Information supplied >>
#####

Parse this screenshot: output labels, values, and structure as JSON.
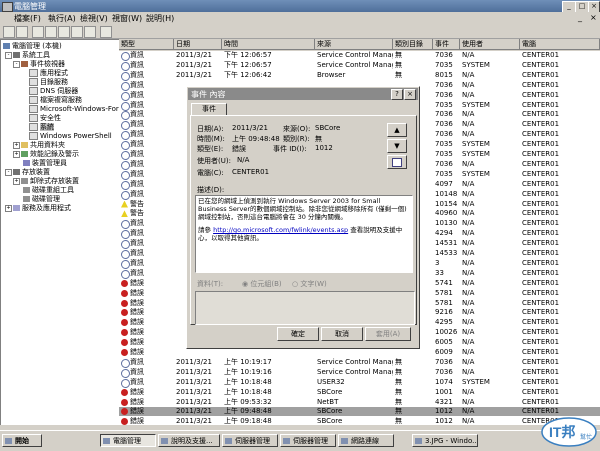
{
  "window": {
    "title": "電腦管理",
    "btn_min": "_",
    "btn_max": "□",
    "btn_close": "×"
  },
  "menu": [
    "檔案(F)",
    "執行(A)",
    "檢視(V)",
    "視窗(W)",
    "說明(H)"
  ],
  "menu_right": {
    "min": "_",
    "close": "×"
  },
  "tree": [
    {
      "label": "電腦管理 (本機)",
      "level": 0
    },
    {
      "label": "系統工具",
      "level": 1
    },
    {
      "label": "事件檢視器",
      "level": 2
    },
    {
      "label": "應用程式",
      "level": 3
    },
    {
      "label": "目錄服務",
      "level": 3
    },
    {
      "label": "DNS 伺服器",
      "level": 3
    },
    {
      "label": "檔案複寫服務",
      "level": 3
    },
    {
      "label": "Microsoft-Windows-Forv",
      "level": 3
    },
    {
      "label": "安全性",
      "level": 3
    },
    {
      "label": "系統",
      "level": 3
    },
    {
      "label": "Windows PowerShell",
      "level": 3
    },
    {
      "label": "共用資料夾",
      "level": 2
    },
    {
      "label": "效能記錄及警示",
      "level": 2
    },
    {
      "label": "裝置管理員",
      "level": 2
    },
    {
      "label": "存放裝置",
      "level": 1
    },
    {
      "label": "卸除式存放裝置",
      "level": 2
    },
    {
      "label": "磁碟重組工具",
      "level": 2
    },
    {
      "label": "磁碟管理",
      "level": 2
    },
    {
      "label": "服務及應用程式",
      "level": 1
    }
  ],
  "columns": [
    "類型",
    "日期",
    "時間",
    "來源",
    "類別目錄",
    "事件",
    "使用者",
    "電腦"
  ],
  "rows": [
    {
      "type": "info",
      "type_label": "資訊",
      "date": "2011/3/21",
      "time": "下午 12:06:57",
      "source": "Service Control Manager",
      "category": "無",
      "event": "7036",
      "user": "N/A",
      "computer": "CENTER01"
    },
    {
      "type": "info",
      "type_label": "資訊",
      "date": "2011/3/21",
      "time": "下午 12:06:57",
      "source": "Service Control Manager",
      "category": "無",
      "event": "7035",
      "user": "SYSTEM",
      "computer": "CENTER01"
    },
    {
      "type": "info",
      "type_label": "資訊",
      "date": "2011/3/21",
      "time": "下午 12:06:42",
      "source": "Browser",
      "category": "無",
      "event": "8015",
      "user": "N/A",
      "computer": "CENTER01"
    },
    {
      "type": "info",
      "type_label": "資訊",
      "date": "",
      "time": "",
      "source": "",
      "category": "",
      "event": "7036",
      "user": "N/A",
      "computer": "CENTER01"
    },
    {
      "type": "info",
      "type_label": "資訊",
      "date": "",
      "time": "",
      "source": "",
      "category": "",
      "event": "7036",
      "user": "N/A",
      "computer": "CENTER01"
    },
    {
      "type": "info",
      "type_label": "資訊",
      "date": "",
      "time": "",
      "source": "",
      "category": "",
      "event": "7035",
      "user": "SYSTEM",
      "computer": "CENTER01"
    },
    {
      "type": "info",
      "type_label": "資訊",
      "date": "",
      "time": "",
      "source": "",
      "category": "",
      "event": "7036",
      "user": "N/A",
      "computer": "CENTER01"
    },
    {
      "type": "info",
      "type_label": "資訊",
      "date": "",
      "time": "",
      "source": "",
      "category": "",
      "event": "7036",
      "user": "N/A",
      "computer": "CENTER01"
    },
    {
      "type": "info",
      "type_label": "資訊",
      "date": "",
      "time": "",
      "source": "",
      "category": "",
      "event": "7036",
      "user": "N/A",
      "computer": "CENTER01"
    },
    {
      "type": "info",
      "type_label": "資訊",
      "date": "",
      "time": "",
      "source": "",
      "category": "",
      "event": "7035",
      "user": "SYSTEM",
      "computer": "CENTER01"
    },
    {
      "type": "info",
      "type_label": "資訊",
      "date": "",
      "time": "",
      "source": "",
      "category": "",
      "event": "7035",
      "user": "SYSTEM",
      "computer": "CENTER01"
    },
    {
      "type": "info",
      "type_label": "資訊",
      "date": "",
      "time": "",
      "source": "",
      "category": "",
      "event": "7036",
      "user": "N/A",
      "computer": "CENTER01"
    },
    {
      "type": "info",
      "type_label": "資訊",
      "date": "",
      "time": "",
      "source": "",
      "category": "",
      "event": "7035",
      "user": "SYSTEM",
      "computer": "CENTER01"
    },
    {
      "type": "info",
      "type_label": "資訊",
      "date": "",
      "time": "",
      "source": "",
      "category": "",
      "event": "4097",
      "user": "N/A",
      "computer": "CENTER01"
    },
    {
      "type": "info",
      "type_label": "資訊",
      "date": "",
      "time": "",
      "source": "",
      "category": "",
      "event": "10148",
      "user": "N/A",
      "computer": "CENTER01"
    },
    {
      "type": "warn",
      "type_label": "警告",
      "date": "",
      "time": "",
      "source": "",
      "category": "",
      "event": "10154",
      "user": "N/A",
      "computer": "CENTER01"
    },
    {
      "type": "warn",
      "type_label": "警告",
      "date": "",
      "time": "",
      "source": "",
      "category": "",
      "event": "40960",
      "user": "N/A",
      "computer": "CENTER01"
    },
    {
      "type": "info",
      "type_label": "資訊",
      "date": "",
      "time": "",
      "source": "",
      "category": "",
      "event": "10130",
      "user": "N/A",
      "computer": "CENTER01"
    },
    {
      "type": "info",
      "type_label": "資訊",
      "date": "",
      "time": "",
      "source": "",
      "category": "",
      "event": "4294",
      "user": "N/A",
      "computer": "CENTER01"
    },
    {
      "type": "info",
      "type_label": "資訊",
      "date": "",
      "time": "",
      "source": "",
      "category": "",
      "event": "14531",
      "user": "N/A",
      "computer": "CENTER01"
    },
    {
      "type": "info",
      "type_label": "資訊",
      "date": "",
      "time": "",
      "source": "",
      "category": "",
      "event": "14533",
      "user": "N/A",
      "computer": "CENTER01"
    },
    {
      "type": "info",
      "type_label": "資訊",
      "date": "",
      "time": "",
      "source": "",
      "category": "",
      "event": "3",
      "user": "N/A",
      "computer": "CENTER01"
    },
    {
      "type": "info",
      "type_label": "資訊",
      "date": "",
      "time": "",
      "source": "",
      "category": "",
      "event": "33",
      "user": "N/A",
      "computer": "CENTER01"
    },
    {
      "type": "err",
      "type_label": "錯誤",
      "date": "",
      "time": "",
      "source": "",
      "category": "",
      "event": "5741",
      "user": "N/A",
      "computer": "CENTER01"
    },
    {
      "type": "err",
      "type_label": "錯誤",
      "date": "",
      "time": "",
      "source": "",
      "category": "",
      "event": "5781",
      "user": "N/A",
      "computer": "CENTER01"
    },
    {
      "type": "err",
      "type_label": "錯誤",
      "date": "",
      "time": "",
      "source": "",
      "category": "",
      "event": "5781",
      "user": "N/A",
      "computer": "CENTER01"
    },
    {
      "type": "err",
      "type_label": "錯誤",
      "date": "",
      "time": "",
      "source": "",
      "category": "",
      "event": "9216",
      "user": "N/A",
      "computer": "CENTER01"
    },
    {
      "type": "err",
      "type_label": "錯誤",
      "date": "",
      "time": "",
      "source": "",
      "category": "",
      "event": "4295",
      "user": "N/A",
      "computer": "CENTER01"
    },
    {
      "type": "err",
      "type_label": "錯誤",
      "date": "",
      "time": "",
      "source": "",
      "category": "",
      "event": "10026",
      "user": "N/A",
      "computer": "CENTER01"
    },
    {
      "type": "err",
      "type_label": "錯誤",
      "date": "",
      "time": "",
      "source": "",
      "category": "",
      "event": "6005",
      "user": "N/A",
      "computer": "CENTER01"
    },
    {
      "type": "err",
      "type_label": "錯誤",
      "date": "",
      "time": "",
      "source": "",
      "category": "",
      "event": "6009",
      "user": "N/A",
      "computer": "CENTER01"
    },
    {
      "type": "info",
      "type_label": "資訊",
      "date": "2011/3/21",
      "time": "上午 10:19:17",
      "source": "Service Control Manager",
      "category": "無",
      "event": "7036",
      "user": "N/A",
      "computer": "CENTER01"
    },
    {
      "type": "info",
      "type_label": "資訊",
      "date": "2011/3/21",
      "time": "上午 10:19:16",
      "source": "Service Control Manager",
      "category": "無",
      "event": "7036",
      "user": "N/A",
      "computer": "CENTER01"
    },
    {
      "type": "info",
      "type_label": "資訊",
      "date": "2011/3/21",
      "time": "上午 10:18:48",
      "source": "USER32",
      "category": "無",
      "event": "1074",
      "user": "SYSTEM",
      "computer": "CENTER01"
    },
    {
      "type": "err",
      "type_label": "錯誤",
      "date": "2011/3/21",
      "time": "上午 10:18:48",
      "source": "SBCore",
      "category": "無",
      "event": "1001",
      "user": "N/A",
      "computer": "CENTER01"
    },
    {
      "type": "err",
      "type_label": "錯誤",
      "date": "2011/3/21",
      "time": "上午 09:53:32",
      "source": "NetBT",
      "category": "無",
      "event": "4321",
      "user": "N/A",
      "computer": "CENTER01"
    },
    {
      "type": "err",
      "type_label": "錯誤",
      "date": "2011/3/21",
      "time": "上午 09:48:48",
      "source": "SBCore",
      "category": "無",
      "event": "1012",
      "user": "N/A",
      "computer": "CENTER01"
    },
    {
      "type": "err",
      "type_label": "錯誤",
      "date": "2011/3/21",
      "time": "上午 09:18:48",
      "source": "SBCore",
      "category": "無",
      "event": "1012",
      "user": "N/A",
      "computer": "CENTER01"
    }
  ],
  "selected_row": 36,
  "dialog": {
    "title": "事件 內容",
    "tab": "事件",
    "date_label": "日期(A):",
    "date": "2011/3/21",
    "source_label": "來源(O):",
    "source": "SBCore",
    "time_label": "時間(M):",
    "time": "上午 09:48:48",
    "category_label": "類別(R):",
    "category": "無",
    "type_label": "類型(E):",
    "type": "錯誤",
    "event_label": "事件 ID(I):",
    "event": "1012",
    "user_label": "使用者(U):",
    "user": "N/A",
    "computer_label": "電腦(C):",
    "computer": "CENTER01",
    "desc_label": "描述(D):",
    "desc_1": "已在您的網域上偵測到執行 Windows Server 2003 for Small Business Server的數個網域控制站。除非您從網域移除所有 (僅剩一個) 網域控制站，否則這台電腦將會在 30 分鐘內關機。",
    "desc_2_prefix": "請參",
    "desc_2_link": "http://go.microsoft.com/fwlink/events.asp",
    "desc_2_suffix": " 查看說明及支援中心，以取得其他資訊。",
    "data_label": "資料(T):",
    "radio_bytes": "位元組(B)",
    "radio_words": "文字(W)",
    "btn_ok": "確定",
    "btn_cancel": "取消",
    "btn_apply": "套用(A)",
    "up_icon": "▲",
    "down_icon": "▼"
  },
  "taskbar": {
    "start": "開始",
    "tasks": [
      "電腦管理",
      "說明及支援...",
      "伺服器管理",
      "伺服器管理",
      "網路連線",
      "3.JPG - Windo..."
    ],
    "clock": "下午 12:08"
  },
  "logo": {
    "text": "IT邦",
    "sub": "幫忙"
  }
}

#####

Directive >> Using the records above, say how many lines include the string "Windows". Only the number is wanted.

Complete output >> 3